Reproduce every record below exactly as written, but leave out any pictures.
================
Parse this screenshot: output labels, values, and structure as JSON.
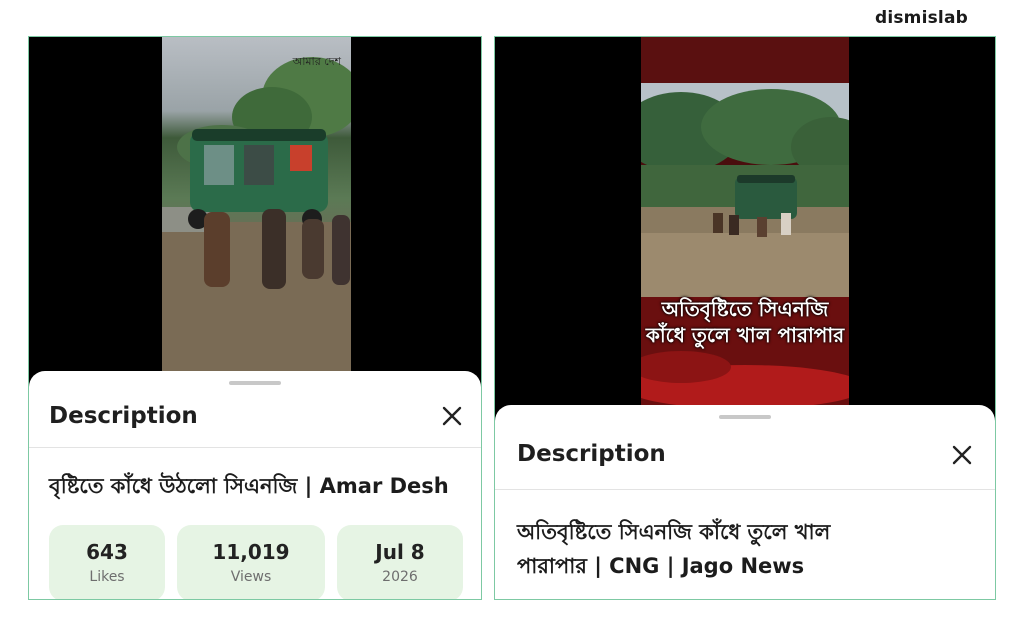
{
  "brand": "dismislab",
  "left": {
    "watermark": "আমার দেশ",
    "sheet_title": "Description",
    "description": "বৃষ্টিতে কাঁধে উঠলো সিএনজি | Amar Desh",
    "stats": [
      {
        "value": "643",
        "label": "Likes"
      },
      {
        "value": "11,019",
        "label": "Views"
      },
      {
        "value": "Jul 8",
        "label": "2026"
      }
    ]
  },
  "right": {
    "overlay_line1": "অতিবৃষ্টিতে সিএনজি",
    "overlay_line2": "কাঁধে তুলে খাল পারাপার",
    "sheet_title": "Description",
    "description_line1": "অতিবৃষ্টিতে সিএনজি কাঁধে তুলে খাল",
    "description_line2": "পারাপার | CNG | Jago News"
  },
  "colors": {
    "panel_border": "#7dc9a3",
    "stat_bg": "#e6f4e4"
  },
  "icons": [
    "close-icon"
  ]
}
================
**RESULT OF THE EXERCISE:**
Parse this screenshot: output labels, values, and structure as JSON.
{
  "brand": "dismislab",
  "left": {
    "watermark": "আমার দেশ",
    "sheet_title": "Description",
    "description": "বৃষ্টিতে কাঁধে উঠলো সিএনজি | Amar Desh",
    "stats": [
      {
        "value": "643",
        "label": "Likes"
      },
      {
        "value": "11,019",
        "label": "Views"
      },
      {
        "value": "Jul 8",
        "label": "2026"
      }
    ]
  },
  "right": {
    "overlay_line1": "অতিবৃষ্টিতে সিএনজি",
    "overlay_line2": "কাঁধে তুলে খাল পারাপার",
    "sheet_title": "Description",
    "description_line1": "অতিবৃষ্টিতে সিএনজি কাঁধে তুলে খাল",
    "description_line2": "পারাপার | CNG | Jago News"
  },
  "colors": {
    "panel_border": "#7dc9a3",
    "stat_bg": "#e6f4e4"
  },
  "icons": [
    "close-icon"
  ]
}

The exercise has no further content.